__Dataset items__
-- -- --

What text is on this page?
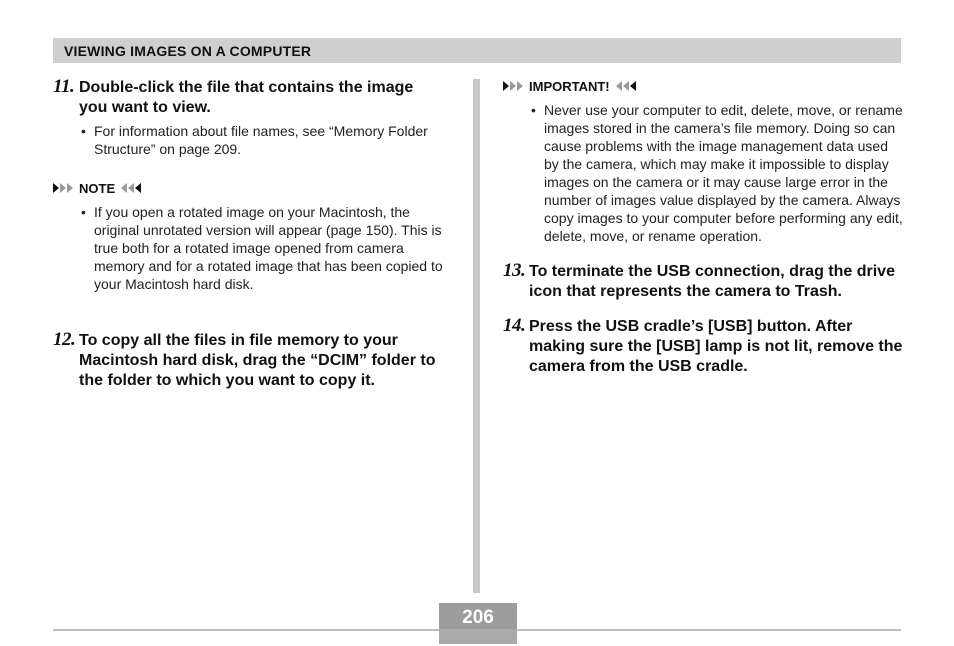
VIEWING IMAGES ON A COMPUTER
11. Double-click the file that contains the image you want to view.
• For information about file names, see “Memory Folder Structure” on page 209.
NOTE
• If you open a rotated image on your Macintosh, the original unrotated version will appear (page 150). This is true both for a rotated image opened from camera memory and for a rotated image that has been copied to your Macintosh hard disk.
12. To copy all the files in file memory to your Macintosh hard disk, drag the “DCIM” folder to the folder to which you want to copy it.
IMPORTANT!
• Never use your computer to edit, delete, move, or rename images stored in the camera’s file memory. Doing so can cause problems with the image management data used by the camera, which may make it impossible to display images on the camera or it may cause large error in the number of images value displayed by the camera. Always copy images to your computer before performing any edit, delete, move, or rename operation.
13. To terminate the USB connection, drag the drive icon that represents the camera to Trash.
14. Press the USB cradle’s [USB] button. After making sure the [USB] lamp is not lit, remove the camera from the USB cradle.
206
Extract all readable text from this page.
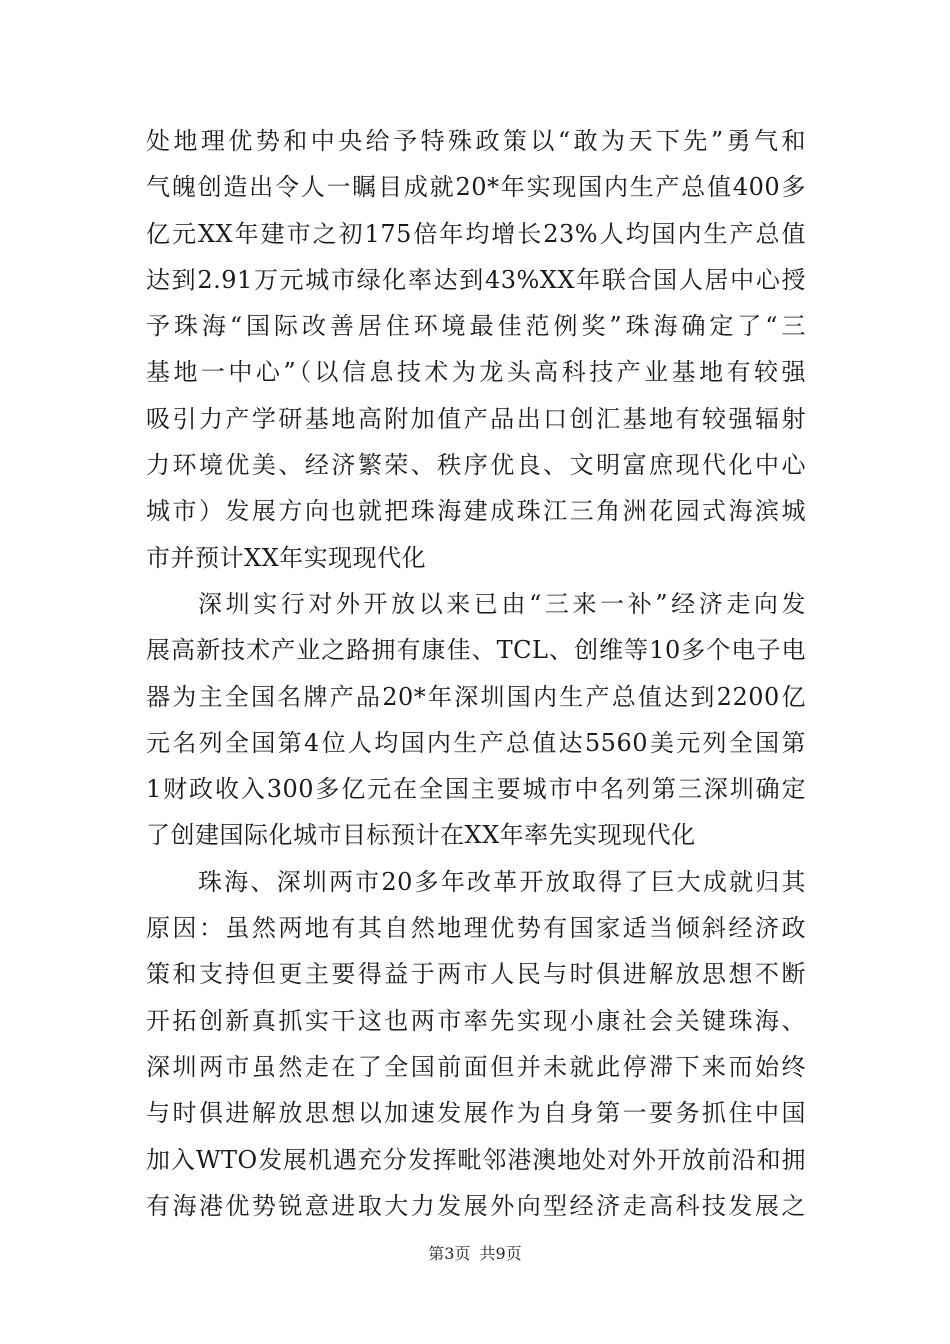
处地理优势和中央给予特殊政策以“敢为天下先”勇气和
气魄创造出令人一瞩目成就20*年实现国内生产总值400多
亿元XX年建市之初175倍年均增长23%人均国内生产总值
达到2.91万元城市绿化率达到43%XX年联合国人居中心授
予珠海“国际改善居住环境最佳范例奖”珠海确定了“三
基地一中心”（以信息技术为龙头高科技产业基地有较强
吸引力产学研基地高附加值产品出口创汇基地有较强辐射
力环境优美、经济繁荣、秩序优良、文明富庶现代化中心
城市）发展方向也就把珠海建成珠江三角洲花园式海滨城
市并预计XX年实现现代化
深圳实行对外开放以来已由“三来一补”经济走向发
展高新技术产业之路拥有康佳、TCL、创维等10多个电子电
器为主全国名牌产品20*年深圳国内生产总值达到2200亿
元名列全国第4位人均国内生产总值达5560美元列全国第
1财政收入300多亿元在全国主要城市中名列第三深圳确定
了创建国际化城市目标预计在XX年率先实现现代化
珠海、深圳两市20多年改革开放取得了巨大成就归其
原因：虽然两地有其自然地理优势有国家适当倾斜经济政
策和支持但更主要得益于两市人民与时俱进解放思想不断
开拓创新真抓实干这也两市率先实现小康社会关键珠海、
深圳两市虽然走在了全国前面但并未就此停滞下来而始终
与时俱进解放思想以加速发展作为自身第一要务抓住中国
加入WTO发展机遇充分发挥毗邻港澳地处对外开放前沿和拥
有海港优势锐意进取大力发展外向型经济走高科技发展之
第3页 共9页
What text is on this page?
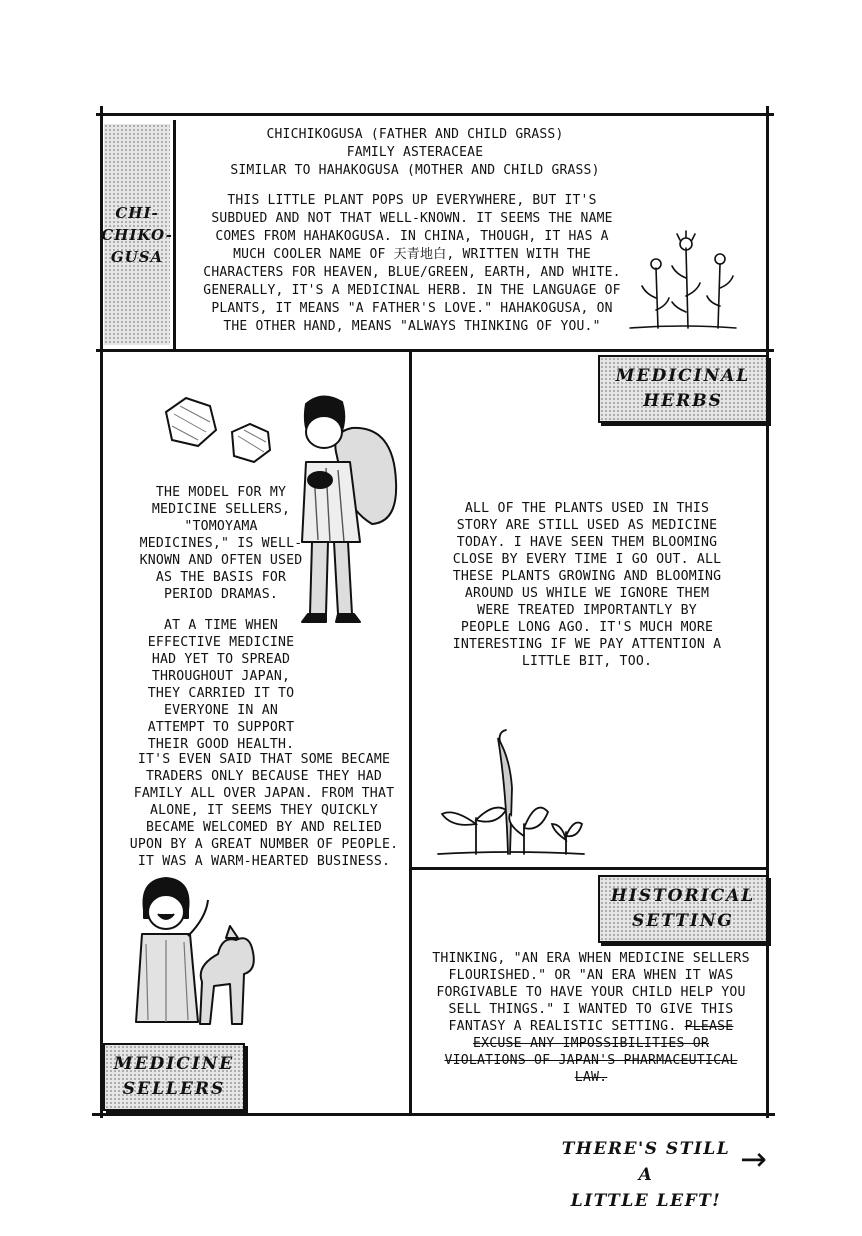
CHI-
CHIKO-
GUSA
CHICHIKOGUSA (FATHER AND CHILD GRASS)
FAMILY ASTERACEAE
SIMILAR TO HAHAKOGUSA (MOTHER AND CHILD GRASS)
THIS LITTLE PLANT POPS UP EVERYWHERE, BUT IT'S SUBDUED AND NOT THAT WELL-KNOWN. IT SEEMS THE NAME COMES FROM HAHAKOGUSA. IN CHINA, THOUGH, IT HAS A MUCH COOLER NAME OF 天青地白, WRITTEN WITH THE CHARACTERS FOR HEAVEN, BLUE/GREEN, EARTH, AND WHITE. GENERALLY, IT'S A MEDICINAL HERB. IN THE LANGUAGE OF PLANTS, IT MEANS "A FATHER'S LOVE." HAHAKOGUSA, ON THE OTHER HAND, MEANS "ALWAYS THINKING OF YOU."

THE MODEL FOR MY MEDICINE SELLERS, "TOMOYAMA MEDICINES," IS WELL-KNOWN AND OFTEN USED AS THE BASIS FOR PERIOD DRAMAS.

AT A TIME WHEN EFFECTIVE MEDICINE HAD YET TO SPREAD THROUGHOUT JAPAN, THEY CARRIED IT TO EVERYONE IN AN ATTEMPT TO SUPPORT THEIR GOOD HEALTH.

IT'S EVEN SAID THAT SOME BECAME TRADERS ONLY BECAUSE THEY HAD FAMILY ALL OVER JAPAN. FROM THAT ALONE, IT SEEMS THEY QUICKLY BECAME WELCOMED BY AND RELIED UPON BY A GREAT NUMBER OF PEOPLE. IT WAS A WARM-HEARTED BUSINESS.
MEDICINE
SELLERS
MEDICINAL
HERBS
ALL OF THE PLANTS USED IN THIS STORY ARE STILL USED AS MEDICINE TODAY. I HAVE SEEN THEM BLOOMING CLOSE BY EVERY TIME I GO OUT. ALL THESE PLANTS GROWING AND BLOOMING AROUND US WHILE WE IGNORE THEM WERE TREATED IMPORTANTLY BY PEOPLE LONG AGO. IT'S MUCH MORE INTERESTING IF WE PAY ATTENTION A LITTLE BIT, TOO.
HISTORICAL
SETTING
THINKING, "AN ERA WHEN MEDICINE SELLERS FLOURISHED." OR "AN ERA WHEN IT WAS FORGIVABLE TO HAVE YOUR CHILD HELP YOU SELL THINGS." I WANTED TO GIVE THIS FANTASY A REALISTIC SETTING. PLEASE EXCUSE ANY IMPOSSIBILITIES OR VIOLATIONS OF JAPAN'S PHARMACEUTICAL LAW.
THERE'S STILL A
LITTLE LEFT!
→
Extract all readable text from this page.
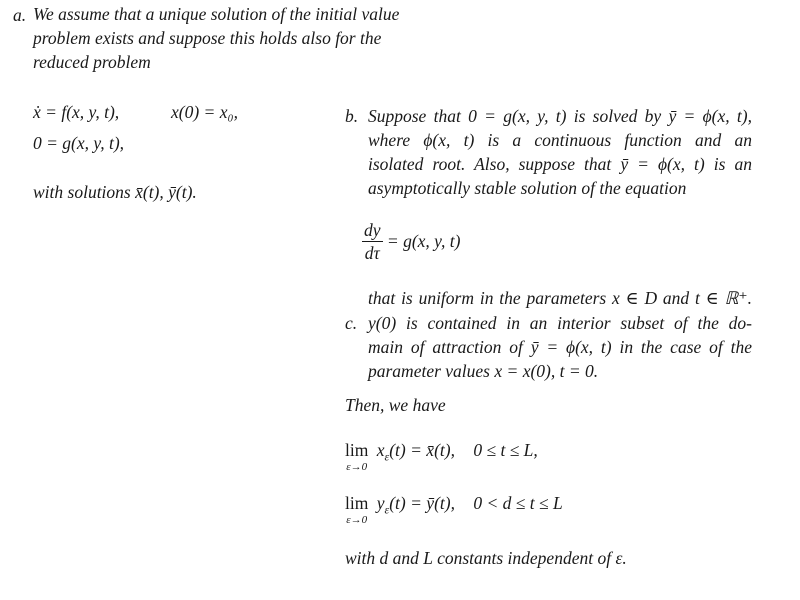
a. We assume that a unique solution of the initial value
problem exists and suppose this holds also for the
reduced problem
ẋ = f(x, y, t),	x(0) = x₀,
0 = g(x, y, t),
with solutions x̄(t), ȳ(t).
b. Suppose that 0 = g(x, y, t) is solved by ȳ = ϕ(x, t),
where ϕ(x, t) is a continuous function and an
isolated root. Also, suppose that ȳ = ϕ(x, t) is an
asymptotically stable solution of the equation
$\frac{dy}{d\tau} = g(x$, y, t)
that is uniform in the parameters x ∈ D and t ∈ ℝ⁺.
c. y(0) is contained in an interior subset of the do-
main of attraction of ȳ = ϕ(x, t) in the case of the
parameter values x = x(0), t = 0.
Then, we have
lim
ε→0
$x_\varepsilon(t)$ = x̄(t), 0 ≤ t ≤ L,
lim
ε→0
$y_\varepsilon(t)$ = ȳ(t), 0 < d ≤ t ≤ L
with d and L constants independent of ε.
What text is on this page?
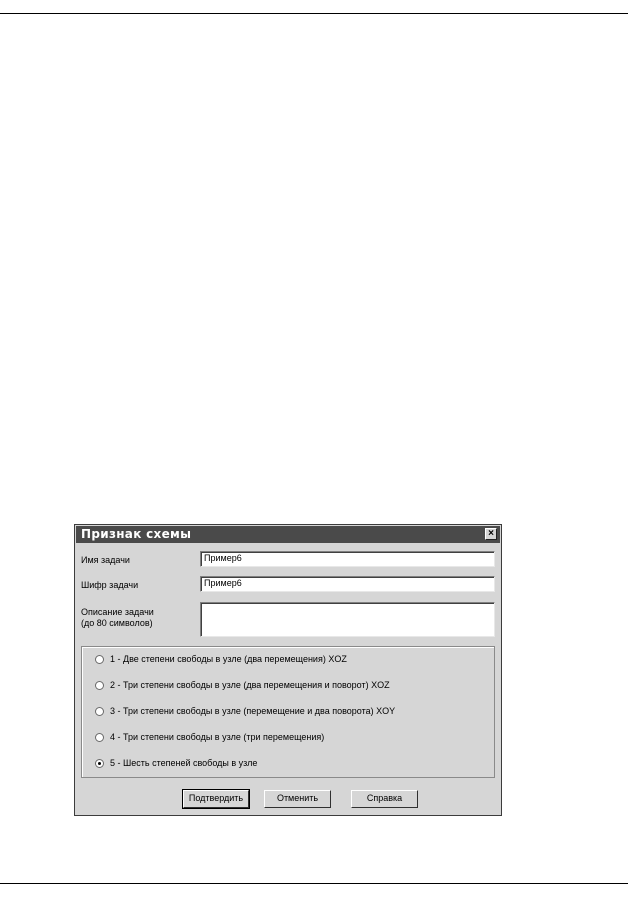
Признак схемы	×
Имя задачи	Пример6
Шифр задачи	Пример6
Описание задачи
(до 80 символов)
1 - Две степени свободы в узле (два перемещения) XOZ
2 - Три степени свободы в узле (два перемещения и поворот) XOZ
3 - Три степени свободы в узле (перемещение и два поворота) XOY
4 - Три степени свободы в узле (три перемещения)
5 - Шесть степеней свободы в узле
Подтвердить	Отменить	Справка
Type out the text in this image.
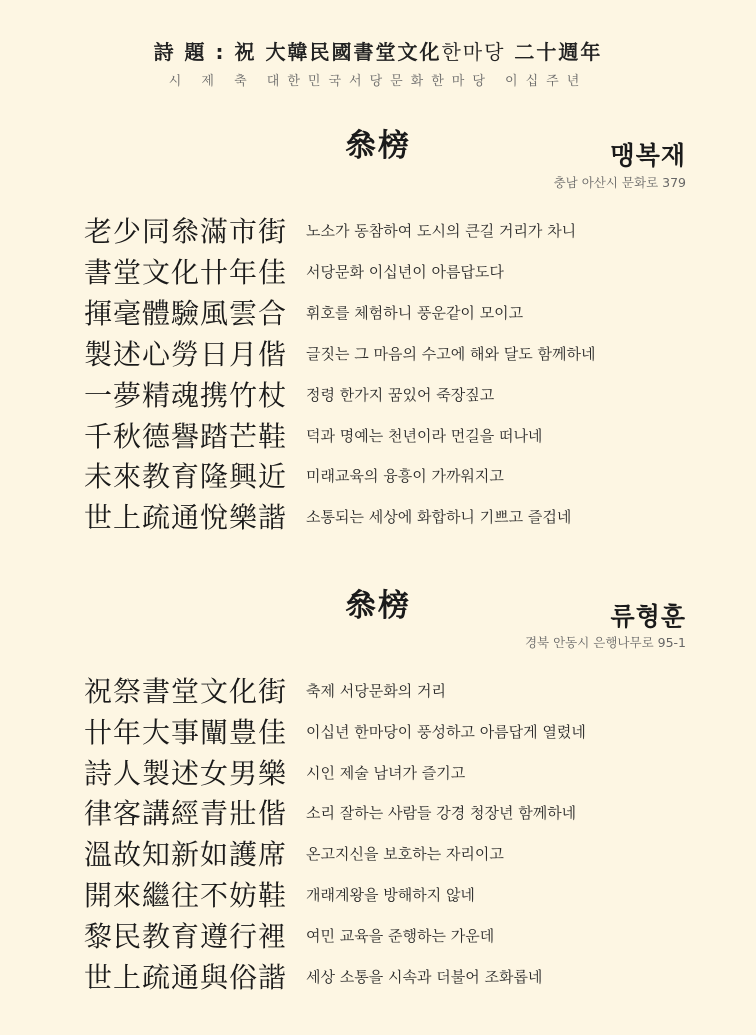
詩 題 : 祝 大韓民國書堂文化한마당 二十週年
시 제 축 대한민국서당문화한마당 이십주년
叅榜	맹복재
충남 아산시 문화로 379
老少同叅滿市街	노소가 동참하여 도시의 큰길 거리가 차니
書堂文化卄年佳	서당문화 이십년이 아름답도다
揮毫體驗風雲合	휘호를 체험하니 풍운같이 모이고
製述心勞日月偕	글짓는 그 마음의 수고에 해와 달도 함께하네
一夢精魂携竹杖	정령 한가지 꿈있어 죽장짚고
千秋德譽踏芒鞋	덕과 명예는 천년이라 먼길을 떠나네
未來教育隆興近	미래교육의 융흥이 가까워지고
世上疏通悅樂諧	소통되는 세상에 화합하니 기쁘고 즐겁네
叅榜	류형훈
경북 안동시 은행나무로 95-1
祝祭書堂文化街	축제 서당문화의 거리
卄年大事闡豊佳	이십년 한마당이 풍성하고 아름답게 열렸네
詩人製述女男樂	시인 제술 남녀가 즐기고
律客講經青壯偕	소리 잘하는 사람들 강경 청장년 함께하네
溫故知新如護席	온고지신을 보호하는 자리이고
開來繼往不妨鞋	개래계왕을 방해하지 않네
黎民教育遵行裡	여민 교육을 준행하는 가운데
世上疏通與俗諧	세상 소통을 시속과 더불어 조화롭네
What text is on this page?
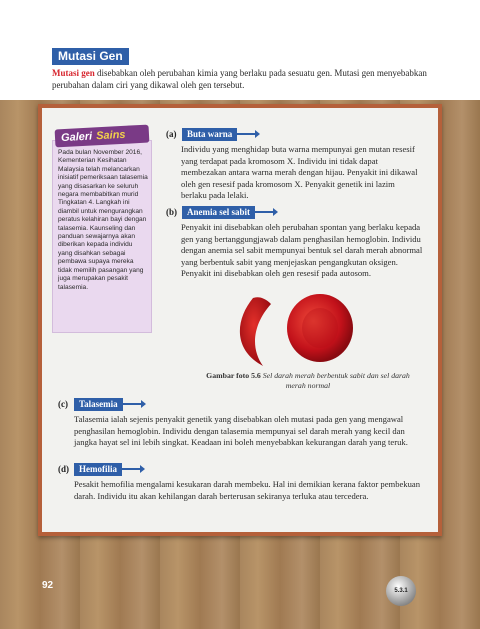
Mutasi Gen

Mutasi gen disebabkan oleh perubahan kimia yang berlaku pada sesuatu gen. Mutasi gen menyebabkan perubahan dalam ciri yang dikawal oleh gen tersebut.

Galeri Sains

Pada bulan November 2016, Kementerian Kesihatan Malaysia telah melancarkan inisiatif pemeriksaan talasemia yang disasarkan ke seluruh negara membabitkan murid Tingkatan 4. Langkah ini diambil untuk mengurangkan peratus kelahiran bayi dengan talasemia. Kaunseling dan panduan sewajarnya akan diberikan kepada individu yang disahkan sebagai pembawa supaya mereka tidak memilih pasangan yang juga merupakan pesakit talasemia.

(a)	Buta warna

Individu yang menghidap buta warna mempunyai gen mutan resesif yang terdapat pada kromosom X. Individu ini tidak dapat membezakan antara warna merah dengan hijau. Penyakit ini dikawal oleh gen resesif pada kromosom X. Penyakit genetik ini lazim berlaku pada lelaki.

(b)	Anemia sel sabit

Penyakit ini disebabkan oleh perubahan spontan yang berlaku kepada gen yang bertanggungjawab dalam penghasilan hemoglobin. Individu dengan anemia sel sabit mempunyai bentuk sel darah merah abnormal yang berbentuk sabit yang menjejaskan pengangkutan oksigen. Penyakit ini disebabkan oleh gen resesif pada autosom.

Gambar foto 5.6 Sel darah merah berbentuk sabit dan sel darah merah normal

(c)	Talasemia

Talasemia ialah sejenis penyakit genetik yang disebabkan oleh mutasi pada gen yang mengawal penghasilan hemoglobin. Individu dengan talasemia mempunyai sel darah merah yang kecil dan jangka hayat sel ini lebih singkat. Keadaan ini boleh menyebabkan kekurangan darah yang teruk.

(d)	Hemofilia

Pesakit hemofilia mengalami kesukaran darah membeku. Hal ini demikian kerana faktor pembekuan darah. Individu itu akan kehilangan darah berterusan sekiranya terluka atau tercedera.

92	5.3.1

-- -- --

Pick out the lines containing the word "kepada" and show them.

__RESPONSE TO THE EXERCISE__
Pada bulan November 2016, Kementerian Kesihatan Malaysia telah melancarkan inisiatif pemeriksaan talasemia yang disasarkan ke seluruh negara membabitkan murid Tingkatan 4. Langkah ini diambil untuk mengurangkan peratus kelahiran bayi dengan talasemia. Kaunseling dan panduan sewajarnya akan diberikan kepada individu yang disahkan sebagai pembawa supaya mereka tidak memilih pasangan yang juga merupakan pesakit talasemia.
Penyakit ini disebabkan oleh perubahan spontan yang berlaku kepada gen yang bertanggungjawab dalam penghasilan hemoglobin. Individu dengan anemia sel sabit mempunyai bentuk sel darah merah abnormal yang berbentuk sabit yang menjejaskan pengangkutan oksigen. Penyakit ini disebabkan oleh gen resesif pada autosom.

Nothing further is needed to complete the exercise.